- [Written exercise]
Write out all records as given; omit images.

__________

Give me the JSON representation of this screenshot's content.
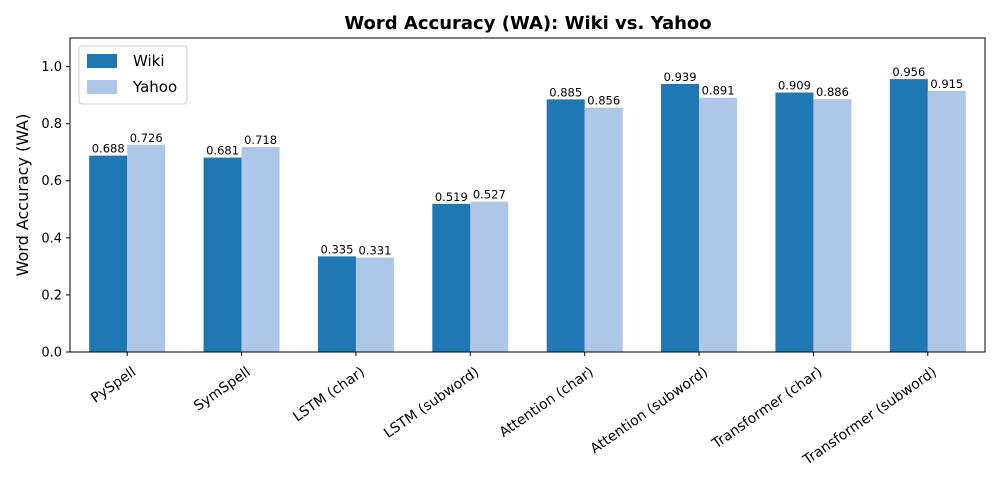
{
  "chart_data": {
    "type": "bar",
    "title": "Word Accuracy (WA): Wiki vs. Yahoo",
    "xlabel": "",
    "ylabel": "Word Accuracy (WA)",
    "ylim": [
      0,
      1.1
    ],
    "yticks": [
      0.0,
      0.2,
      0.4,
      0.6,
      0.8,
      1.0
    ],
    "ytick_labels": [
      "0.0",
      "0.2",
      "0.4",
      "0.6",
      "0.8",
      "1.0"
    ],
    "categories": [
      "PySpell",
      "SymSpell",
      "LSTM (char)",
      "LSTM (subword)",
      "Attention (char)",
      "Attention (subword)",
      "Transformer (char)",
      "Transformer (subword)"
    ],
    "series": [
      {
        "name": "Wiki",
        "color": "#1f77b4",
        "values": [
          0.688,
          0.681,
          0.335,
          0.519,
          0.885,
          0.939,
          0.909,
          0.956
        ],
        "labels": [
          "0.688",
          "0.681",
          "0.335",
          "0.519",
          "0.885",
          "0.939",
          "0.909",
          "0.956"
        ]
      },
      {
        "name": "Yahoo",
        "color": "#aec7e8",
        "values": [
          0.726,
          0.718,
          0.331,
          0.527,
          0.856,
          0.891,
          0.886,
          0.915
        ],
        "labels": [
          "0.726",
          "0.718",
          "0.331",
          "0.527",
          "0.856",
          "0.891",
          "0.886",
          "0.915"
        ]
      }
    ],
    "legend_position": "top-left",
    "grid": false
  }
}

__________

- [Completed task]
Give me the JSON representation of this screenshot's content.
{
  "chart_data": {
    "type": "bar",
    "title": "Word Accuracy (WA): Wiki vs. Yahoo",
    "xlabel": "",
    "ylabel": "Word Accuracy (WA)",
    "ylim": [
      0,
      1.1
    ],
    "yticks": [
      0.0,
      0.2,
      0.4,
      0.6,
      0.8,
      1.0
    ],
    "ytick_labels": [
      "0.0",
      "0.2",
      "0.4",
      "0.6",
      "0.8",
      "1.0"
    ],
    "categories": [
      "PySpell",
      "SymSpell",
      "LSTM (char)",
      "LSTM (subword)",
      "Attention (char)",
      "Attention (subword)",
      "Transformer (char)",
      "Transformer (subword)"
    ],
    "series": [
      {
        "name": "Wiki",
        "color": "#1f77b4",
        "values": [
          0.688,
          0.681,
          0.335,
          0.519,
          0.885,
          0.939,
          0.909,
          0.956
        ],
        "labels": [
          "0.688",
          "0.681",
          "0.335",
          "0.519",
          "0.885",
          "0.939",
          "0.909",
          "0.956"
        ]
      },
      {
        "name": "Yahoo",
        "color": "#aec7e8",
        "values": [
          0.726,
          0.718,
          0.331,
          0.527,
          0.856,
          0.891,
          0.886,
          0.915
        ],
        "labels": [
          "0.726",
          "0.718",
          "0.331",
          "0.527",
          "0.856",
          "0.891",
          "0.886",
          "0.915"
        ]
      }
    ],
    "legend_position": "top-left",
    "grid": false
  }
}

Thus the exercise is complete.